--- start Exercise material ---

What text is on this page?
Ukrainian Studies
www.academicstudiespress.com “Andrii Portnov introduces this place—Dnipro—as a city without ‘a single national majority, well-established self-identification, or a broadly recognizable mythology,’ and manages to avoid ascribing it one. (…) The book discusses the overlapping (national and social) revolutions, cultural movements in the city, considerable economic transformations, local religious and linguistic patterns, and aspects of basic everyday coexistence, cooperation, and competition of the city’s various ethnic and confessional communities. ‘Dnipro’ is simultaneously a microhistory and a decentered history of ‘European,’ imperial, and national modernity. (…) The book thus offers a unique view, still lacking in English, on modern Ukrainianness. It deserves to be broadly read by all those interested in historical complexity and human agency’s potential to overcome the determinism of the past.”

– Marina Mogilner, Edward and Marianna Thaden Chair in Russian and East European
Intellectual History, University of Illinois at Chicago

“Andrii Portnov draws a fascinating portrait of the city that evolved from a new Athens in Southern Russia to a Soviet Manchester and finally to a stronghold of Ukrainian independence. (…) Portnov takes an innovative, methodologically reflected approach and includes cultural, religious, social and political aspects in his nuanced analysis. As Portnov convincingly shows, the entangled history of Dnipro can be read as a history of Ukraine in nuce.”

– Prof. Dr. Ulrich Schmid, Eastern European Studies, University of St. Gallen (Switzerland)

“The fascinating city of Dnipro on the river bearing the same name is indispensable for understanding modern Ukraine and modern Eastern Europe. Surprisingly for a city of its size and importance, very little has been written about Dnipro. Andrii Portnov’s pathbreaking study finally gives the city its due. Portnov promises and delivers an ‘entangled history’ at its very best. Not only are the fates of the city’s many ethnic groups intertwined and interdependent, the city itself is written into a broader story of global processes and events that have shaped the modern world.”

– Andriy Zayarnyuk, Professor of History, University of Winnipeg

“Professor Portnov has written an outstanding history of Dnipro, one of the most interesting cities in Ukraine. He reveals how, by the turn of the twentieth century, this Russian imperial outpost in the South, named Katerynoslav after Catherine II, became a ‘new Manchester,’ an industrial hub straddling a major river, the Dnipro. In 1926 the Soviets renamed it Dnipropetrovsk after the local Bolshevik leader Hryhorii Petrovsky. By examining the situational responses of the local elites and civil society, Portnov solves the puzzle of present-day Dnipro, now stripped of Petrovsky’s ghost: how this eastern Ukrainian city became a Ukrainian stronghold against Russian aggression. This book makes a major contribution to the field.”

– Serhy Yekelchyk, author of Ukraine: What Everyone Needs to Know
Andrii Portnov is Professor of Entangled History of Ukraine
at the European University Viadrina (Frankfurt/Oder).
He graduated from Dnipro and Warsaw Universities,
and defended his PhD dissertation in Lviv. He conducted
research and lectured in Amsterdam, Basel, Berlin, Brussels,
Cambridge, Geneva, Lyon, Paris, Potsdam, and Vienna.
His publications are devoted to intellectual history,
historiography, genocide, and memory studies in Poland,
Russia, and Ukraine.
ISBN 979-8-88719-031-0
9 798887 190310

--- end Exercise material ---

* [Your goal]
All the entries above need to be reproduced exactly.

* [Task solution]
What text is on this page?
Ukrainian Studies
www.academicstudiespress.com “Andrii Portnov introduces this place—Dnipro—as a city without ‘a single national majority, well-established self-identification, or a broadly recognizable mythology,’ and manages to avoid ascribing it one. (…) The book discusses the overlapping (national and social) revolutions, cultural movements in the city, considerable economic transformations, local religious and linguistic patterns, and aspects of basic everyday coexistence, cooperation, and competition of the city’s various ethnic and confessional communities. ‘Dnipro’ is simultaneously a microhistory and a decentered history of ‘European,’ imperial, and national modernity. (…) The book thus offers a unique view, still lacking in English, on modern Ukrainianness. It deserves to be broadly read by all those interested in historical complexity and human agency’s potential to overcome the determinism of the past.”

– Marina Mogilner, Edward and Marianna Thaden Chair in Russian and East European
Intellectual History, University of Illinois at Chicago

“Andrii Portnov draws a fascinating portrait of the city that evolved from a new Athens in Southern Russia to a Soviet Manchester and finally to a stronghold of Ukrainian independence. (…) Portnov takes an innovative, methodologically reflected approach and includes cultural, religious, social and political aspects in his nuanced analysis. As Portnov convincingly shows, the entangled history of Dnipro can be read as a history of Ukraine in nuce.”

– Prof. Dr. Ulrich Schmid, Eastern European Studies, University of St. Gallen (Switzerland)

“The fascinating city of Dnipro on the river bearing the same name is indispensable for understanding modern Ukraine and modern Eastern Europe. Surprisingly for a city of its size and importance, very little has been written about Dnipro. Andrii Portnov’s pathbreaking study finally gives the city its due. Portnov promises and delivers an ‘entangled history’ at its very best. Not only are the fates of the city’s many ethnic groups intertwined and interdependent, the city itself is written into a broader story of global processes and events that have shaped the modern world.”

– Andriy Zayarnyuk, Professor of History, University of Winnipeg

“Professor Portnov has written an outstanding history of Dnipro, one of the most interesting cities in Ukraine. He reveals how, by the turn of the twentieth century, this Russian imperial outpost in the South, named Katerynoslav after Catherine II, became a ‘new Manchester,’ an industrial hub straddling a major river, the Dnipro. In 1926 the Soviets renamed it Dnipropetrovsk after the local Bolshevik leader Hryhorii Petrovsky. By examining the situational responses of the local elites and civil society, Portnov solves the puzzle of present-day Dnipro, now stripped of Petrovsky’s ghost: how this eastern Ukrainian city became a Ukrainian stronghold against Russian aggression. This book makes a major contribution to the field.”

– Serhy Yekelchyk, author of Ukraine: What Everyone Needs to Know
Andrii Portnov is Professor of Entangled History of Ukraine
at the European University Viadrina (Frankfurt/Oder).
He graduated from Dnipro and Warsaw Universities,
and defended his PhD dissertation in Lviv. He conducted
research and lectured in Amsterdam, Basel, Berlin, Brussels,
Cambridge, Geneva, Lyon, Paris, Potsdam, and Vienna.
His publications are devoted to intellectual history,
historiography, genocide, and memory studies in Poland,
Russia, and Ukraine.
ISBN 979-8-88719-031-0
9 798887 190310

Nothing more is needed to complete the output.